Start

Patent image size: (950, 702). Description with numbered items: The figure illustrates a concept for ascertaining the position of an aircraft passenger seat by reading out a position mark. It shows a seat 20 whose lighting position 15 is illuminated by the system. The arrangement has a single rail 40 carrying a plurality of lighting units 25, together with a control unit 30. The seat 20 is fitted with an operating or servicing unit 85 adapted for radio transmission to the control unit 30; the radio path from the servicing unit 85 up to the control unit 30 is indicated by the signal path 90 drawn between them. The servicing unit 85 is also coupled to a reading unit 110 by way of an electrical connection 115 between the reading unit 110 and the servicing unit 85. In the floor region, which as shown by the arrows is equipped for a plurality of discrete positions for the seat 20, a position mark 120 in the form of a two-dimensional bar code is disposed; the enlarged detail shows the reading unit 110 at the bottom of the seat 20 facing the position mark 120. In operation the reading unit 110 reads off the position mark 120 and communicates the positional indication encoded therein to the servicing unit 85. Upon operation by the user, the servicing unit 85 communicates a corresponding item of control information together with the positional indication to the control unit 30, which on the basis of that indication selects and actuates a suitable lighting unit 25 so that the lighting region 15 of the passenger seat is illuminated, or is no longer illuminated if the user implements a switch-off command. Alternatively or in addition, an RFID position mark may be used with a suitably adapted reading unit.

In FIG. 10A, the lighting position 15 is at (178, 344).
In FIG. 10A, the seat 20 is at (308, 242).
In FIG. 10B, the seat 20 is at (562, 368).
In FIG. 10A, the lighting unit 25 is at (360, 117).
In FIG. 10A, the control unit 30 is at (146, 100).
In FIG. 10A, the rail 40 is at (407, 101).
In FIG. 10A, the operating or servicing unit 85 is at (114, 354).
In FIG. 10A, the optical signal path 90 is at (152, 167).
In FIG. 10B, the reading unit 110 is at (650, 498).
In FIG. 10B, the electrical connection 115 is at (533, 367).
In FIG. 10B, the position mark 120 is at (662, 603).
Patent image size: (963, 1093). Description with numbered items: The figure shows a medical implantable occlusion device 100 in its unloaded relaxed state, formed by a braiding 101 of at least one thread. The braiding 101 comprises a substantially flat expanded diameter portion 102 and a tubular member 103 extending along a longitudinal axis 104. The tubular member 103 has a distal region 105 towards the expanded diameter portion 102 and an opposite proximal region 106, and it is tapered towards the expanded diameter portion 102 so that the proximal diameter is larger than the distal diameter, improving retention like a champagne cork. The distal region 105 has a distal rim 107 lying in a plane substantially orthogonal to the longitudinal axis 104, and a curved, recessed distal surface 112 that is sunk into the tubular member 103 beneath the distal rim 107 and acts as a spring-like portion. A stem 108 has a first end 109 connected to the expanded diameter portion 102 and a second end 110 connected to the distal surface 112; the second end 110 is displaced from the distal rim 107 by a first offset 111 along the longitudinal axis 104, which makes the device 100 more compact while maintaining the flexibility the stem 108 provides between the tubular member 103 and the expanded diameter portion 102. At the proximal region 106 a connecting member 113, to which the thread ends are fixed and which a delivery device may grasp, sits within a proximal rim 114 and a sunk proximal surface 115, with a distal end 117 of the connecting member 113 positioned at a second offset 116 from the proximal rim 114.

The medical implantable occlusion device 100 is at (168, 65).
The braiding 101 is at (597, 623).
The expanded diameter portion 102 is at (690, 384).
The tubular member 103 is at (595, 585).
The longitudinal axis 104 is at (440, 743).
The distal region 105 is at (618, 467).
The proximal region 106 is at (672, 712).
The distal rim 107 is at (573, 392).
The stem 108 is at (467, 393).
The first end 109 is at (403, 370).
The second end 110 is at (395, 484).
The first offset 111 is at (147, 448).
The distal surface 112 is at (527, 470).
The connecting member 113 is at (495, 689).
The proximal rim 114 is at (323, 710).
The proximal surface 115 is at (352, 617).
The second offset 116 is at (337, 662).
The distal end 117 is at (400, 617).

End

• [Exercise aim] Copy every one of the records above, word for word.

• [Answer to the problem]
Patent image size: (950, 702). Description with numbered items: The figure illustrates a concept for ascertaining the position of an aircraft passenger seat by reading out a position mark. It shows a seat 20 whose lighting position 15 is illuminated by the system. The arrangement has a single rail 40 carrying a plurality of lighting units 25, together with a control unit 30. The seat 20 is fitted with an operating or servicing unit 85 adapted for radio transmission to the control unit 30; the radio path from the servicing unit 85 up to the control unit 30 is indicated by the signal path 90 drawn between them. The servicing unit 85 is also coupled to a reading unit 110 by way of an electrical connection 115 between the reading unit 110 and the servicing unit 85. In the floor region, which as shown by the arrows is equipped for a plurality of discrete positions for the seat 20, a position mark 120 in the form of a two-dimensional bar code is disposed; the enlarged detail shows the reading unit 110 at the bottom of the seat 20 facing the position mark 120. In operation the reading unit 110 reads off the position mark 120 and communicates the positional indication encoded therein to the servicing unit 85. Upon operation by the user, the servicing unit 85 communicates a corresponding item of control information together with the positional indication to the control unit 30, which on the basis of that indication selects and actuates a suitable lighting unit 25 so that the lighting region 15 of the passenger seat is illuminated, or is no longer illuminated if the user implements a switch-off command. Alternatively or in addition, an RFID position mark may be used with a suitably adapted reading unit.

In FIG. 10A, the lighting position 15 is at (178, 344).
In FIG. 10A, the seat 20 is at (308, 242).
In FIG. 10B, the seat 20 is at (562, 368).
In FIG. 10A, the lighting unit 25 is at (360, 117).
In FIG. 10A, the control unit 30 is at (146, 100).
In FIG. 10A, the rail 40 is at (407, 101).
In FIG. 10A, the operating or servicing unit 85 is at (114, 354).
In FIG. 10A, the optical signal path 90 is at (152, 167).
In FIG. 10B, the reading unit 110 is at (650, 498).
In FIG. 10B, the electrical connection 115 is at (533, 367).
In FIG. 10B, the position mark 120 is at (662, 603).
Patent image size: (963, 1093). Description with numbered items: The figure shows a medical implantable occlusion device 100 in its unloaded relaxed state, formed by a braiding 101 of at least one thread. The braiding 101 comprises a substantially flat expanded diameter portion 102 and a tubular member 103 extending along a longitudinal axis 104. The tubular member 103 has a distal region 105 towards the expanded diameter portion 102 and an opposite proximal region 106, and it is tapered towards the expanded diameter portion 102 so that the proximal diameter is larger than the distal diameter, improving retention like a champagne cork. The distal region 105 has a distal rim 107 lying in a plane substantially orthogonal to the longitudinal axis 104, and a curved, recessed distal surface 112 that is sunk into the tubular member 103 beneath the distal rim 107 and acts as a spring-like portion. A stem 108 has a first end 109 connected to the expanded diameter portion 102 and a second end 110 connected to the distal surface 112; the second end 110 is displaced from the distal rim 107 by a first offset 111 along the longitudinal axis 104, which makes the device 100 more compact while maintaining the flexibility the stem 108 provides between the tubular member 103 and the expanded diameter portion 102. At the proximal region 106 a connecting member 113, to which the thread ends are fixed and which a delivery device may grasp, sits within a proximal rim 114 and a sunk proximal surface 115, with a distal end 117 of the connecting member 113 positioned at a second offset 116 from the proximal rim 114.

The medical implantable occlusion device 100 is at (168, 65).
The braiding 101 is at (597, 623).
The expanded diameter portion 102 is at (690, 384).
The tubular member 103 is at (595, 585).
The longitudinal axis 104 is at (440, 743).
The distal region 105 is at (618, 467).
The proximal region 106 is at (672, 712).
The distal rim 107 is at (573, 392).
The stem 108 is at (467, 393).
The first end 109 is at (403, 370).
The second end 110 is at (395, 484).
The first offset 111 is at (147, 448).
The distal surface 112 is at (527, 470).
The connecting member 113 is at (495, 689).
The proximal rim 114 is at (323, 710).
The proximal surface 115 is at (352, 617).
The second offset 116 is at (337, 662).
The distal end 117 is at (400, 617).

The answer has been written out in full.